Task to carry out »
Exactly reproduce each line of the listing that follows.

Dataset records
[Start]

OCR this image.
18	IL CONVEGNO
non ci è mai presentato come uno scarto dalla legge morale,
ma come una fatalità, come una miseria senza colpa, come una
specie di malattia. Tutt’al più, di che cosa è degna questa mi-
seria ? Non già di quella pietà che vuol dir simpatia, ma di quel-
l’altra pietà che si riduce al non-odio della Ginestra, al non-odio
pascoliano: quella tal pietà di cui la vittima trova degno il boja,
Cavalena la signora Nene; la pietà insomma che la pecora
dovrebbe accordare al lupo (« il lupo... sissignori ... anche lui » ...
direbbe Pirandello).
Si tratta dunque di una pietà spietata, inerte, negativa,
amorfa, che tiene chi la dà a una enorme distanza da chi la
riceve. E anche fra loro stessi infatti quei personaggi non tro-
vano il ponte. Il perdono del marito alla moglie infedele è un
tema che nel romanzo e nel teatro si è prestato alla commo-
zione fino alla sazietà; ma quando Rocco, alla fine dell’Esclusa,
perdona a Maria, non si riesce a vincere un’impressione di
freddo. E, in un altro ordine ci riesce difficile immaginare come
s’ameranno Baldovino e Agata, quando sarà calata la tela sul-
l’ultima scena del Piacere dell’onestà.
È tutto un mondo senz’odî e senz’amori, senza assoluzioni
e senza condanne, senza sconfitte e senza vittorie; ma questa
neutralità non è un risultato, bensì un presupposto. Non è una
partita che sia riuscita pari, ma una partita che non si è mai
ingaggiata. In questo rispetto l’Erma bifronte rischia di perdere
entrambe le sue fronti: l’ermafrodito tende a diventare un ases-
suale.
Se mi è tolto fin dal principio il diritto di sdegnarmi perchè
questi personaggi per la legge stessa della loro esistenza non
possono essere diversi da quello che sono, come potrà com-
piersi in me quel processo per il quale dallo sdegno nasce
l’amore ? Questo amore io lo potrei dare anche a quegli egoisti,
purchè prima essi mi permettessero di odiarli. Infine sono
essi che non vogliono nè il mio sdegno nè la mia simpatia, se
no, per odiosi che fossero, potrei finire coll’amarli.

[End]

Reply »
OCR this image.
18	IL CONVEGNO
non ci è mai presentato come uno scarto dalla legge morale,
ma come una fatalità, come una miseria senza colpa, come una
specie di malattia. Tutt’al più, di che cosa è degna questa mi-
seria ? Non già di quella pietà che vuol dir simpatia, ma di quel-
l’altra pietà che si riduce al non-odio della Ginestra, al non-odio
pascoliano: quella tal pietà di cui la vittima trova degno il boja,
Cavalena la signora Nene; la pietà insomma che la pecora
dovrebbe accordare al lupo (« il lupo... sissignori ... anche lui » ...
direbbe Pirandello).
Si tratta dunque di una pietà spietata, inerte, negativa,
amorfa, che tiene chi la dà a una enorme distanza da chi la
riceve. E anche fra loro stessi infatti quei personaggi non tro-
vano il ponte. Il perdono del marito alla moglie infedele è un
tema che nel romanzo e nel teatro si è prestato alla commo-
zione fino alla sazietà; ma quando Rocco, alla fine dell’Esclusa,
perdona a Maria, non si riesce a vincere un’impressione di
freddo. E, in un altro ordine ci riesce difficile immaginare come
s’ameranno Baldovino e Agata, quando sarà calata la tela sul-
l’ultima scena del Piacere dell’onestà.
È tutto un mondo senz’odî e senz’amori, senza assoluzioni
e senza condanne, senza sconfitte e senza vittorie; ma questa
neutralità non è un risultato, bensì un presupposto. Non è una
partita che sia riuscita pari, ma una partita che non si è mai
ingaggiata. In questo rispetto l’Erma bifronte rischia di perdere
entrambe le sue fronti: l’ermafrodito tende a diventare un ases-
suale.
Se mi è tolto fin dal principio il diritto di sdegnarmi perchè
questi personaggi per la legge stessa della loro esistenza non
possono essere diversi da quello che sono, come potrà com-
piersi in me quel processo per il quale dallo sdegno nasce
l’amore ? Questo amore io lo potrei dare anche a quegli egoisti,
purchè prima essi mi permettessero di odiarli. Infine sono
essi che non vogliono nè il mio sdegno nè la mia simpatia, se
no, per odiosi che fossero, potrei finire coll’amarli.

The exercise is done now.